Set exercise:
Gather all lines in the entries that include the word "JSON".

Records from a collection of figures:
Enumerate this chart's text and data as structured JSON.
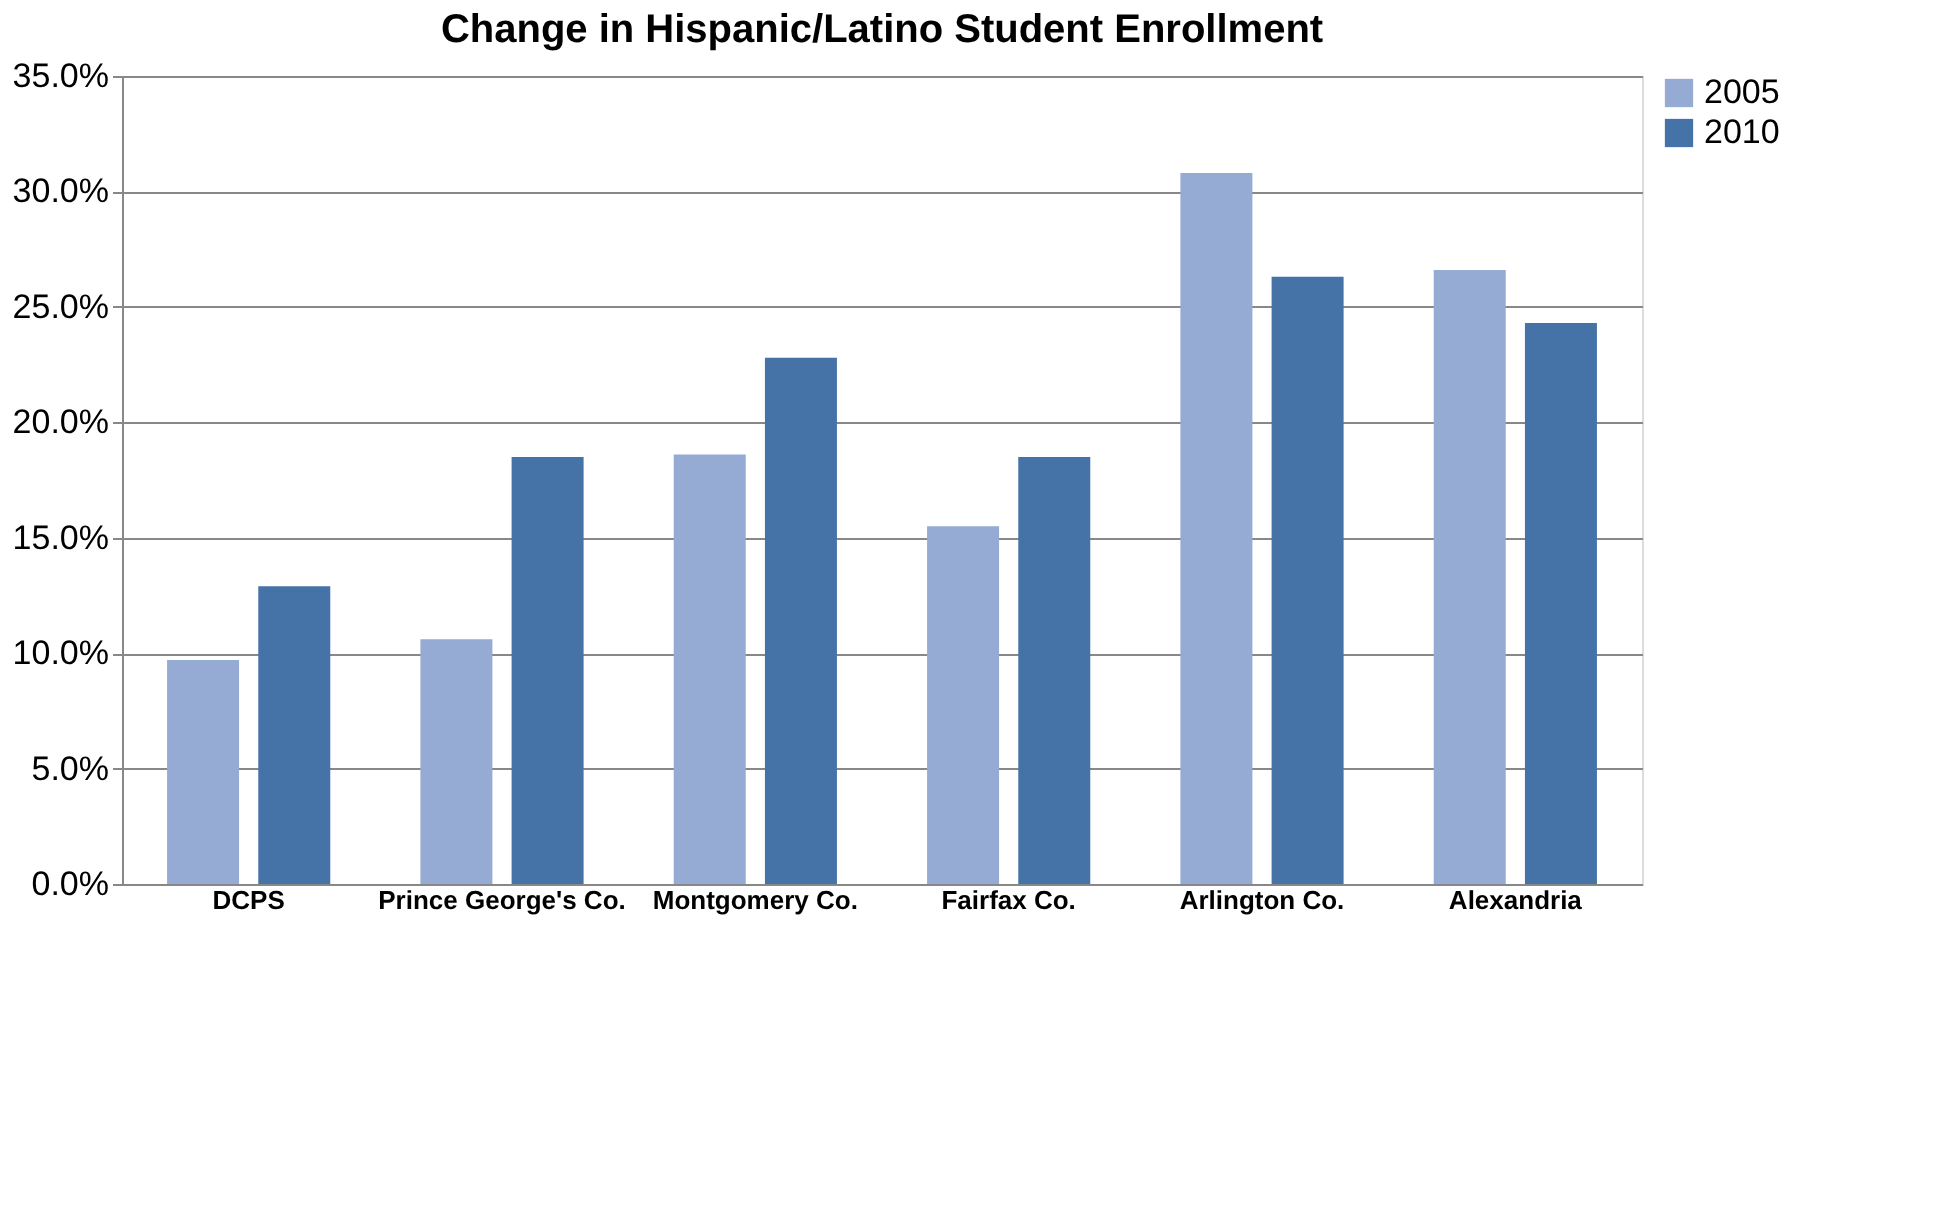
{
  "chart_data": {
    "type": "bar",
    "title": "Change in Hispanic/Latino Student Enrollment",
    "categories": [
      "DCPS",
      "Prince George's Co.",
      "Montgomery Co.",
      "Fairfax Co.",
      "Arlington Co.",
      "Alexandria"
    ],
    "series": [
      {
        "name": "2005",
        "color": "#95abd4",
        "values": [
          9.7,
          10.6,
          18.6,
          15.5,
          30.8,
          26.6
        ]
      },
      {
        "name": "2010",
        "color": "#4572a7",
        "values": [
          12.9,
          18.5,
          22.8,
          18.5,
          26.3,
          24.3
        ]
      }
    ],
    "ylim": [
      0,
      35
    ],
    "yticks": [
      {
        "value": 0,
        "label": "0.0%"
      },
      {
        "value": 5,
        "label": "5.0%"
      },
      {
        "value": 10,
        "label": "10.0%"
      },
      {
        "value": 15,
        "label": "15.0%"
      },
      {
        "value": 20,
        "label": "20.0%"
      },
      {
        "value": 25,
        "label": "25.0%"
      },
      {
        "value": 30,
        "label": "30.0%"
      },
      {
        "value": 35,
        "label": "35.0%"
      }
    ],
    "grid": "y",
    "legend": "top right"
  }
}
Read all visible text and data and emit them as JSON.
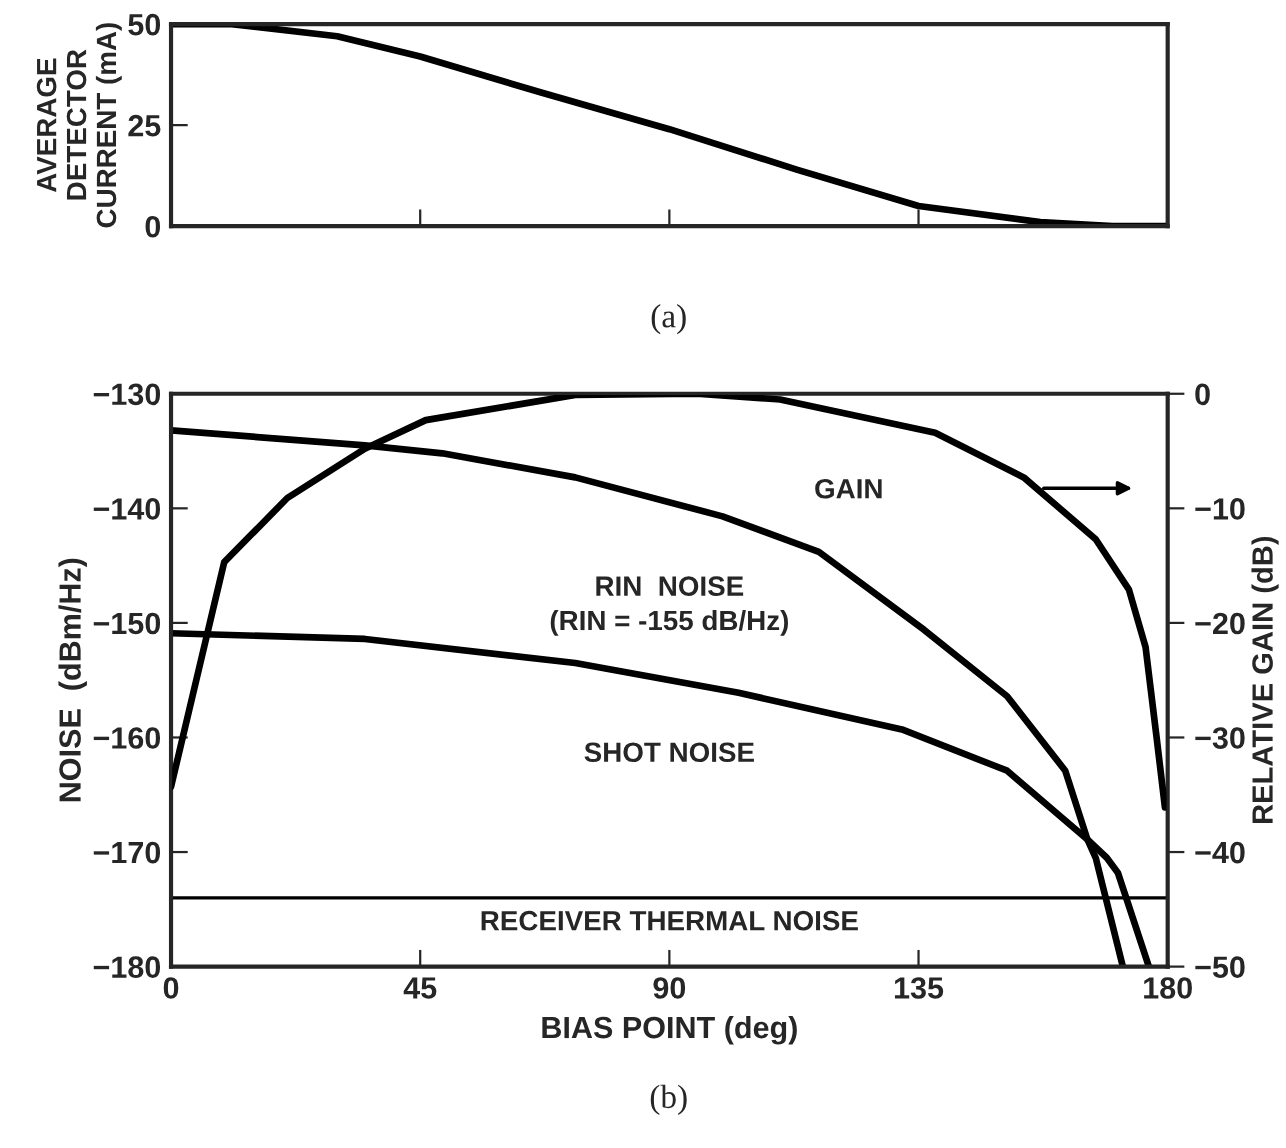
{
  "chart_data": [
    {
      "type": "line",
      "ylabel": "AVERAGE\nDETECTOR\nCURRENT (mA)",
      "annotations": [
        "(a)"
      ],
      "xlim": [
        0,
        180
      ],
      "xticks": [
        {
          "value": 45,
          "label": null
        },
        {
          "value": 90,
          "label": null
        },
        {
          "value": 135,
          "label": null
        }
      ],
      "ylim": [
        0,
        50
      ],
      "yticks": [
        0,
        25,
        50
      ],
      "tick_labels": "y",
      "grid": false,
      "legend": false,
      "series": [
        {
          "color": "#000000",
          "x": [
            0,
            11,
            30,
            45,
            67,
            90,
            113,
            135,
            157,
            170,
            180
          ],
          "values": [
            50,
            50,
            47,
            42,
            33,
            24,
            14,
            5,
            1,
            0,
            0
          ]
        }
      ]
    },
    {
      "type": "line",
      "xlabel": "BIAS POINT (deg)",
      "ylabel": "NOISE  (dBm/Hz)",
      "y2label": "RELATIVE GAIN (dB)",
      "annotations": [
        "(RIN = -155 dB/Hz)",
        "(b)"
      ],
      "xlim": [
        0,
        180
      ],
      "xticks": [
        0,
        45,
        90,
        135,
        180
      ],
      "ylim": [
        -180,
        -130
      ],
      "yticks": [
        -180,
        -170,
        -160,
        -150,
        -140,
        -130
      ],
      "y2lim": [
        -50,
        0
      ],
      "y2ticks": [
        -50,
        -40,
        -30,
        -20,
        -10,
        0
      ],
      "grid": false,
      "legend": false,
      "ref_lines": [
        {
          "axis": "y",
          "value": -174,
          "label": "RECEIVER THERMAL NOISE",
          "color": "#000000"
        }
      ],
      "series": [
        {
          "name": "GAIN",
          "axis": "y2",
          "color": "#000000",
          "x": [
            0,
            9.6,
            21,
            35,
            46,
            73,
            95,
            110,
            138,
            154,
            167,
            173,
            176,
            178,
            179.5
          ],
          "values": [
            -34.3,
            -14.7,
            -9.1,
            -4.8,
            -2.3,
            -0.1,
            0,
            -0.5,
            -3.4,
            -7.3,
            -12.7,
            -17.1,
            -22.1,
            -30,
            -36.1
          ]
        },
        {
          "name": "RIN  NOISE",
          "color": "#000000",
          "x": [
            0,
            35,
            49,
            73,
            99.6,
            117,
            136,
            151,
            161.5,
            165.5,
            167,
            171.9
          ],
          "values": [
            -133.2,
            -134.5,
            -135.2,
            -137.3,
            -140.7,
            -143.8,
            -150.6,
            -156.4,
            -162.9,
            -168.9,
            -170.5,
            -180
          ]
        },
        {
          "name": "SHOT NOISE",
          "color": "#000000",
          "x": [
            0,
            35,
            73,
            102.5,
            132,
            151,
            165.5,
            169,
            171,
            176.6
          ],
          "values": [
            -150.9,
            -151.4,
            -153.5,
            -156.1,
            -159.3,
            -162.9,
            -168.9,
            -170.5,
            -171.8,
            -180
          ]
        }
      ]
    }
  ]
}
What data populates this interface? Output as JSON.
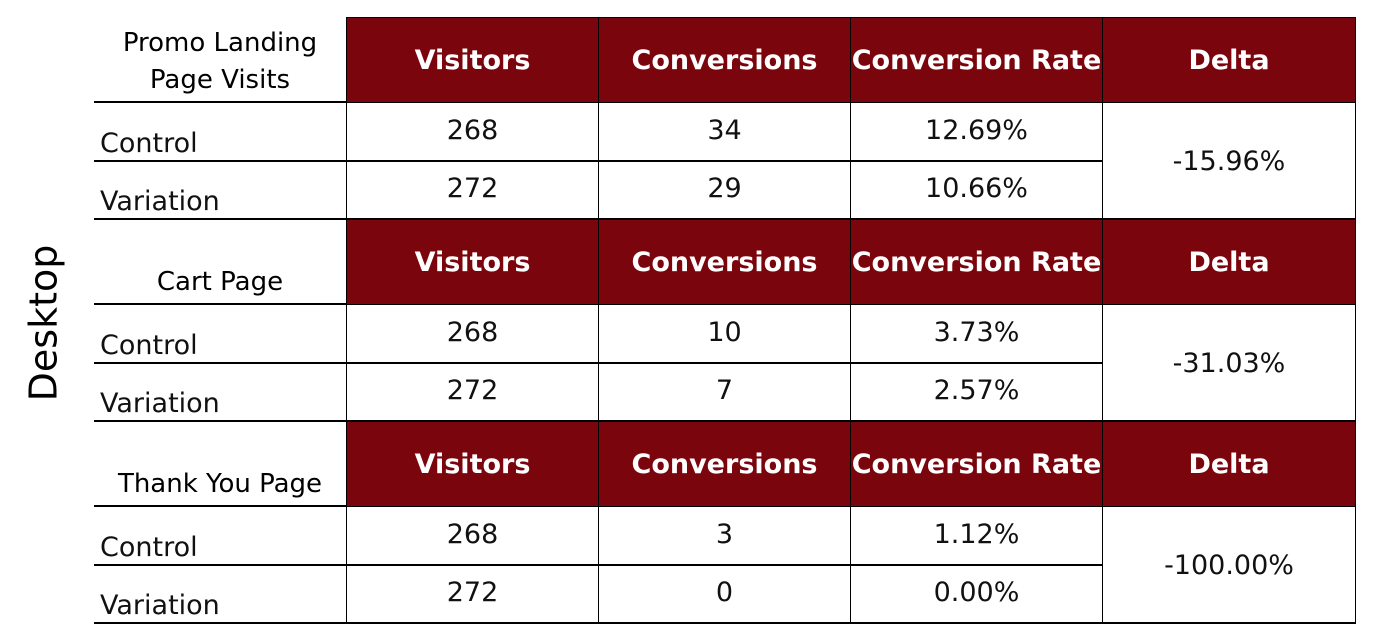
{
  "side_label": "Desktop",
  "columns": [
    "Visitors",
    "Conversions",
    "Conversion Rate",
    "Delta"
  ],
  "sections": [
    {
      "title_lines": [
        "Promo Landing",
        "Page Visits"
      ],
      "rows": [
        {
          "label": "Control",
          "visitors": "268",
          "conversions": "34",
          "rate": "12.69%"
        },
        {
          "label": "Variation",
          "visitors": "272",
          "conversions": "29",
          "rate": "10.66%"
        }
      ],
      "delta": "-15.96%"
    },
    {
      "title_lines": [
        "Cart Page"
      ],
      "rows": [
        {
          "label": "Control",
          "visitors": "268",
          "conversions": "10",
          "rate": "3.73%"
        },
        {
          "label": "Variation",
          "visitors": "272",
          "conversions": "7",
          "rate": "2.57%"
        }
      ],
      "delta": "-31.03%"
    },
    {
      "title_lines": [
        "Thank You Page"
      ],
      "rows": [
        {
          "label": "Control",
          "visitors": "268",
          "conversions": "3",
          "rate": "1.12%"
        },
        {
          "label": "Variation",
          "visitors": "272",
          "conversions": "0",
          "rate": "0.00%"
        }
      ],
      "delta": "-100.00%"
    }
  ]
}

Result of this task:
Enumerate this chart's text and data as structured JSON.
Read all visible text and data and emit them as JSON.
What data populates this interface? Output as JSON.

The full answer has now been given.